Goal
Restate the records below word for word, and omit the images they hold.

[Collected data entries]
----
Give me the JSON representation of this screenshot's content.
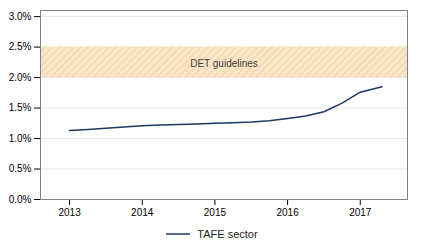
{
  "chart_data": {
    "type": "line",
    "x": [
      2013,
      2013.25,
      2013.5,
      2013.75,
      2014,
      2014.25,
      2014.5,
      2014.75,
      2015,
      2015.25,
      2015.5,
      2015.75,
      2016,
      2016.25,
      2016.5,
      2016.75,
      2017,
      2017.3
    ],
    "series": [
      {
        "name": "TAFE sector",
        "color": "#1F3864",
        "values": [
          0.0113,
          0.0115,
          0.0117,
          0.0119,
          0.0121,
          0.0122,
          0.0123,
          0.0124,
          0.0125,
          0.0126,
          0.0127,
          0.0129,
          0.0133,
          0.0137,
          0.0144,
          0.0158,
          0.0176,
          0.0185
        ]
      }
    ],
    "bands": [
      {
        "y1": 0.02,
        "y2": 0.025,
        "label": "DET guidelines",
        "color": "#FAE5C8",
        "hatch_color": "#F0C080"
      }
    ],
    "xlim": [
      2012.6,
      2017.65
    ],
    "xticks": [
      2013,
      2014,
      2015,
      2016,
      2017
    ],
    "ylim": [
      0.0,
      0.031
    ],
    "yticks": [
      {
        "value": 0.0,
        "label": "0.0%"
      },
      {
        "value": 0.005,
        "label": "0.5%"
      },
      {
        "value": 0.01,
        "label": "1.0%"
      },
      {
        "value": 0.015,
        "label": "1.5%"
      },
      {
        "value": 0.02,
        "label": "2.0%"
      },
      {
        "value": 0.025,
        "label": "2.5%"
      },
      {
        "value": 0.03,
        "label": "3.0%"
      }
    ],
    "grid": true,
    "legend": "bottom"
  }
}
----
Output below
Give me the JSON representation of this screenshot's content.
{
  "chart_data": {
    "type": "line",
    "x": [
      2013,
      2013.25,
      2013.5,
      2013.75,
      2014,
      2014.25,
      2014.5,
      2014.75,
      2015,
      2015.25,
      2015.5,
      2015.75,
      2016,
      2016.25,
      2016.5,
      2016.75,
      2017,
      2017.3
    ],
    "series": [
      {
        "name": "TAFE sector",
        "color": "#1F3864",
        "values": [
          0.0113,
          0.0115,
          0.0117,
          0.0119,
          0.0121,
          0.0122,
          0.0123,
          0.0124,
          0.0125,
          0.0126,
          0.0127,
          0.0129,
          0.0133,
          0.0137,
          0.0144,
          0.0158,
          0.0176,
          0.0185
        ]
      }
    ],
    "bands": [
      {
        "y1": 0.02,
        "y2": 0.025,
        "label": "DET guidelines",
        "color": "#FAE5C8",
        "hatch_color": "#F0C080"
      }
    ],
    "xlim": [
      2012.6,
      2017.65
    ],
    "xticks": [
      2013,
      2014,
      2015,
      2016,
      2017
    ],
    "ylim": [
      0.0,
      0.031
    ],
    "yticks": [
      {
        "value": 0.0,
        "label": "0.0%"
      },
      {
        "value": 0.005,
        "label": "0.5%"
      },
      {
        "value": 0.01,
        "label": "1.0%"
      },
      {
        "value": 0.015,
        "label": "1.5%"
      },
      {
        "value": 0.02,
        "label": "2.0%"
      },
      {
        "value": 0.025,
        "label": "2.5%"
      },
      {
        "value": 0.03,
        "label": "3.0%"
      }
    ],
    "grid": true,
    "legend": "bottom"
  }
}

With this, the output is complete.